▶ [Problem details]: Identify all lines in the listing that include the word "population", and copy them out.

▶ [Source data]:
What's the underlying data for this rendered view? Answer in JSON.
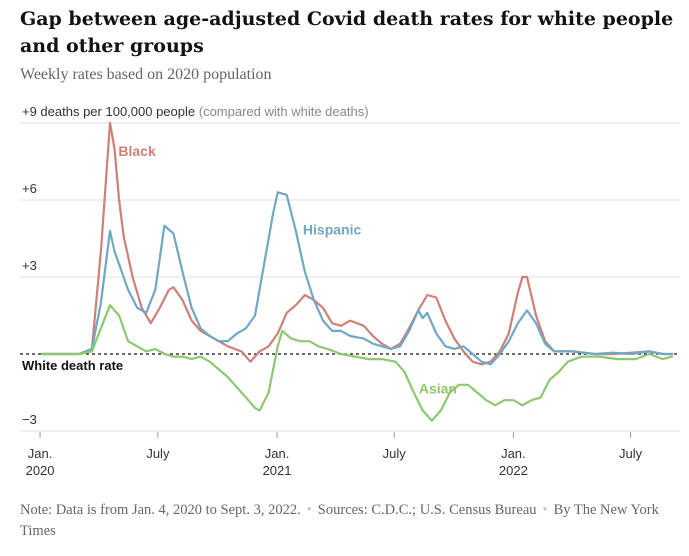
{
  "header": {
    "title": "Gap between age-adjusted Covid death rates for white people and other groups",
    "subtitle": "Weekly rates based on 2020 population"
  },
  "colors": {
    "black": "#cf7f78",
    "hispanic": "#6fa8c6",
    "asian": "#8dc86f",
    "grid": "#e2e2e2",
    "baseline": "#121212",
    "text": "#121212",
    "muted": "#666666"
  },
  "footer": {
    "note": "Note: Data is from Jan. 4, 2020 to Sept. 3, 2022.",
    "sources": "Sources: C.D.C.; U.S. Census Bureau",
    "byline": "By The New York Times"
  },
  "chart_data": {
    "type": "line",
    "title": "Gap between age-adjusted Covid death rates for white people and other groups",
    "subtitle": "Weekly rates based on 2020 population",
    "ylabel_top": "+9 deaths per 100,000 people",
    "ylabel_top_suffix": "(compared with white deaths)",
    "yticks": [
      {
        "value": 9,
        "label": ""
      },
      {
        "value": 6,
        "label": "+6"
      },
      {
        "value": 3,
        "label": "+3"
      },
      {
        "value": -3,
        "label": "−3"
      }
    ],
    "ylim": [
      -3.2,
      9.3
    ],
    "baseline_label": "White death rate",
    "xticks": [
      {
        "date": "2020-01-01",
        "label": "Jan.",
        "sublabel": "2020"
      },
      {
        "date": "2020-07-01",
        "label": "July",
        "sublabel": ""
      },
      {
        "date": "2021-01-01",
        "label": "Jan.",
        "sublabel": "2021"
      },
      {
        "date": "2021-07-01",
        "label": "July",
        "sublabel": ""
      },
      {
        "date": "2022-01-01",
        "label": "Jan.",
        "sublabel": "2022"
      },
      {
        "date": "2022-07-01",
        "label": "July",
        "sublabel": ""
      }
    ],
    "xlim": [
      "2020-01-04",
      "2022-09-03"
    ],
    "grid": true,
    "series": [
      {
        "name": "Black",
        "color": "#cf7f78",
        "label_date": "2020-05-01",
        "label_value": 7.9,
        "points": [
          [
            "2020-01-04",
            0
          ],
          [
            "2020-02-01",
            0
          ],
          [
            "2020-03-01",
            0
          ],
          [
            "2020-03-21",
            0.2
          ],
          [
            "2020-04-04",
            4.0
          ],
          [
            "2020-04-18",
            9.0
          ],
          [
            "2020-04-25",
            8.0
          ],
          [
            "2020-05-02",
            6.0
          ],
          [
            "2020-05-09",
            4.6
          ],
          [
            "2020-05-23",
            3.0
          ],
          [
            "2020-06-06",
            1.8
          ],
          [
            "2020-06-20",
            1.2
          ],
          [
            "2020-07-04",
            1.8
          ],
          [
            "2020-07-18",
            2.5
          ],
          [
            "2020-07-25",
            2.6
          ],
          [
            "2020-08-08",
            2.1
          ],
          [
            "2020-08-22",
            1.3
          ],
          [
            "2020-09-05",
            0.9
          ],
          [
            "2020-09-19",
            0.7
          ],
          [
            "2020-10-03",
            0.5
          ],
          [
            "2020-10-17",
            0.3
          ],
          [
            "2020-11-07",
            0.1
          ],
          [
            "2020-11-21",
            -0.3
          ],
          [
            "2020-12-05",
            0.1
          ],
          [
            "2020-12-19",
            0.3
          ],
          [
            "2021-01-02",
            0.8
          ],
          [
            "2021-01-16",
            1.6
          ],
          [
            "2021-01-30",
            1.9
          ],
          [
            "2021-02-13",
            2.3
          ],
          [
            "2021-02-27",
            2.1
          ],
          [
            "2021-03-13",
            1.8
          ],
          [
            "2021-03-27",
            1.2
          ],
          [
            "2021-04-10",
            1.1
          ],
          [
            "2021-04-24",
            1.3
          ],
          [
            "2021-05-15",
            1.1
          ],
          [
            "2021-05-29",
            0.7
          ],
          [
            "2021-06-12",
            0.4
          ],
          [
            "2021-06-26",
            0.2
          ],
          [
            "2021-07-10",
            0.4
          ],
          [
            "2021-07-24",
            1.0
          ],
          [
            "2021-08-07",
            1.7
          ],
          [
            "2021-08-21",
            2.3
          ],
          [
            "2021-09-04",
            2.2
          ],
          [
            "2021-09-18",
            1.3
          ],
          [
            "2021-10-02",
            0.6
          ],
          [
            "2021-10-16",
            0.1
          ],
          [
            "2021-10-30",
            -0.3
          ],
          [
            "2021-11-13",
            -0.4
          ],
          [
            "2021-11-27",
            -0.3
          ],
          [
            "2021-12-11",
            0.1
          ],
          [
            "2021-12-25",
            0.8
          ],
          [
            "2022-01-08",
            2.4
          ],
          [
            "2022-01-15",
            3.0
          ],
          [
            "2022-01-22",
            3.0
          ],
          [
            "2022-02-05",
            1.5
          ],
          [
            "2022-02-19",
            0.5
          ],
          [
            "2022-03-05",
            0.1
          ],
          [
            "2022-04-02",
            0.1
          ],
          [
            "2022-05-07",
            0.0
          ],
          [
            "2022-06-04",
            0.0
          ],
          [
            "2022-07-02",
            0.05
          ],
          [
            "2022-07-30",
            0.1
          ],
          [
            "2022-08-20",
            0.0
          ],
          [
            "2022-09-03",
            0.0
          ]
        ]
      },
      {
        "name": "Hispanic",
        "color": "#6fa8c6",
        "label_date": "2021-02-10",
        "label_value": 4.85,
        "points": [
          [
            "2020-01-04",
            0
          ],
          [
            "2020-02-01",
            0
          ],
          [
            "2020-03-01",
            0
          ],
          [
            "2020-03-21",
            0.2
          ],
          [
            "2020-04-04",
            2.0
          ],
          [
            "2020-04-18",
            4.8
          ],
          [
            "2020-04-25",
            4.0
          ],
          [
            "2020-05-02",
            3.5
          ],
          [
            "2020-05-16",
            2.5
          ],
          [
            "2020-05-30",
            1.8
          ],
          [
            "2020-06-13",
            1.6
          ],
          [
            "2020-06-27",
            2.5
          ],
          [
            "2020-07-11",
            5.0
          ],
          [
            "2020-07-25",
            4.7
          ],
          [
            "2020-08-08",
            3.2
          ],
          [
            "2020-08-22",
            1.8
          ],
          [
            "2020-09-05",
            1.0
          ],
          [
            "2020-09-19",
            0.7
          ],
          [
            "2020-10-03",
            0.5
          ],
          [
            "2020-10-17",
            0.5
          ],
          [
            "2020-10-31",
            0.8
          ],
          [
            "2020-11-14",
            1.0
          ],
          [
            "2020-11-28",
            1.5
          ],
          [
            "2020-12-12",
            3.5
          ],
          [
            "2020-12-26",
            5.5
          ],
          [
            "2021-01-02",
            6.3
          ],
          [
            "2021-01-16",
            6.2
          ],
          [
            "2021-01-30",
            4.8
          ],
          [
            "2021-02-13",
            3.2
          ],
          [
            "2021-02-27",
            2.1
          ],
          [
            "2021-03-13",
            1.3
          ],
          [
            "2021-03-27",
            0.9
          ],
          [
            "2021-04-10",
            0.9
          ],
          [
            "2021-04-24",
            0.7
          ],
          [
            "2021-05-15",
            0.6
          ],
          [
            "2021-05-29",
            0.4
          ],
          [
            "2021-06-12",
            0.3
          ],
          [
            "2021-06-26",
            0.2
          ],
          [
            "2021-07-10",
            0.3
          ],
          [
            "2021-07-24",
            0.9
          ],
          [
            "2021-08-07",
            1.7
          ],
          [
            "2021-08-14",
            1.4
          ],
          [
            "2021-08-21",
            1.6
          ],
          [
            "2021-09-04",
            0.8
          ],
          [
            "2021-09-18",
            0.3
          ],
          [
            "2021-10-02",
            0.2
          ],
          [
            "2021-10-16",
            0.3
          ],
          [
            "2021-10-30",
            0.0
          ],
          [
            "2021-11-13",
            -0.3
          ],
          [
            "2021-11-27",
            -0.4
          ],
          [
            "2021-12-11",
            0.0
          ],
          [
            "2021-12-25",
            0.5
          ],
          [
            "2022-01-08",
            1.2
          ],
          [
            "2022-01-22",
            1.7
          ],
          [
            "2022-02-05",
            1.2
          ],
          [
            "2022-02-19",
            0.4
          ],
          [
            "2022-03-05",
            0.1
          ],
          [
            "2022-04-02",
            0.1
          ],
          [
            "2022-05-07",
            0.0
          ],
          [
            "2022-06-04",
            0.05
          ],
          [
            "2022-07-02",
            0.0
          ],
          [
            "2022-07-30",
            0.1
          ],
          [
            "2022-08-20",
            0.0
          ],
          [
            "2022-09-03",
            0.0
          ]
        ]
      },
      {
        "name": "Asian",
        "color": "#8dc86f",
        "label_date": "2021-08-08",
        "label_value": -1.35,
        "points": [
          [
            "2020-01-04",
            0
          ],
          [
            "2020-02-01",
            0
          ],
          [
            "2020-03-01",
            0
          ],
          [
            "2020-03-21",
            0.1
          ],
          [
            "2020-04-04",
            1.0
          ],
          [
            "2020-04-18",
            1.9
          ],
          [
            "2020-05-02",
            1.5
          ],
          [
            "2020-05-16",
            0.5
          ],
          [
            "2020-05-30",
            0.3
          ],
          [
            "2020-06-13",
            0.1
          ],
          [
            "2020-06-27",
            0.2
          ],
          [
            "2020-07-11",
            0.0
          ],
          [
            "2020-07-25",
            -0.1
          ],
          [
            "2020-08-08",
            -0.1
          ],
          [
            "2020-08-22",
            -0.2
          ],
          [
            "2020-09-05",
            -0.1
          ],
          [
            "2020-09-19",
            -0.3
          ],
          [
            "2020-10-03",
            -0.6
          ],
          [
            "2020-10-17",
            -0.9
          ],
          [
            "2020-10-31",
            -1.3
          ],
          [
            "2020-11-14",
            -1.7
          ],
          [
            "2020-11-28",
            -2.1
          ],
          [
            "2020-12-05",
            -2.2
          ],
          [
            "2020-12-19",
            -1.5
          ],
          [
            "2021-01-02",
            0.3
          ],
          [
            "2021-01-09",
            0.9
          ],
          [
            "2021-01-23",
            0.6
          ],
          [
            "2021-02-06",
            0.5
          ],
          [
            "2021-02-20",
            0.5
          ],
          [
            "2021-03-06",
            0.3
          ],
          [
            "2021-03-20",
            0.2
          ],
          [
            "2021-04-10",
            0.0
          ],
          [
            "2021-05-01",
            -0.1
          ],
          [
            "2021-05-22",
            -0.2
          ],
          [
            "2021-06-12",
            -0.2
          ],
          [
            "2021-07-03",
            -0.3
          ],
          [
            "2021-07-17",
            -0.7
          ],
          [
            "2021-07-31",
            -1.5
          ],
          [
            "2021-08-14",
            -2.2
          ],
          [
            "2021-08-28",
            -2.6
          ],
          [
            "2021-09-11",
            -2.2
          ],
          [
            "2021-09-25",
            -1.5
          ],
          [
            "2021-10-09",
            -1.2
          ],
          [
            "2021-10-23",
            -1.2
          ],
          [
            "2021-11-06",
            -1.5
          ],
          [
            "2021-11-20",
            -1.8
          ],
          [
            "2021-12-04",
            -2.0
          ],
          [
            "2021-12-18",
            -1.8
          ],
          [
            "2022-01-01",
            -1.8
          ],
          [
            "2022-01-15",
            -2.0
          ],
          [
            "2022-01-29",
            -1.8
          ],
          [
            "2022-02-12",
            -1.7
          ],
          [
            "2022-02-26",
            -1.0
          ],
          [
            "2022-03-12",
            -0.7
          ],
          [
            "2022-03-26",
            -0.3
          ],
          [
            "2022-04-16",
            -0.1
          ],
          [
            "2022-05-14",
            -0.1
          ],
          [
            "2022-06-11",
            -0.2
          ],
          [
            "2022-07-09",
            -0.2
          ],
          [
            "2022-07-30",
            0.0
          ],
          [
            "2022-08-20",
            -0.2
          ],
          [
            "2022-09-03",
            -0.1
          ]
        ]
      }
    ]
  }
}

▶ [Task response]:
    "subtitle": "Weekly rates based on 2020 population"
    "subtitle": "Weekly rates based on 2020 population",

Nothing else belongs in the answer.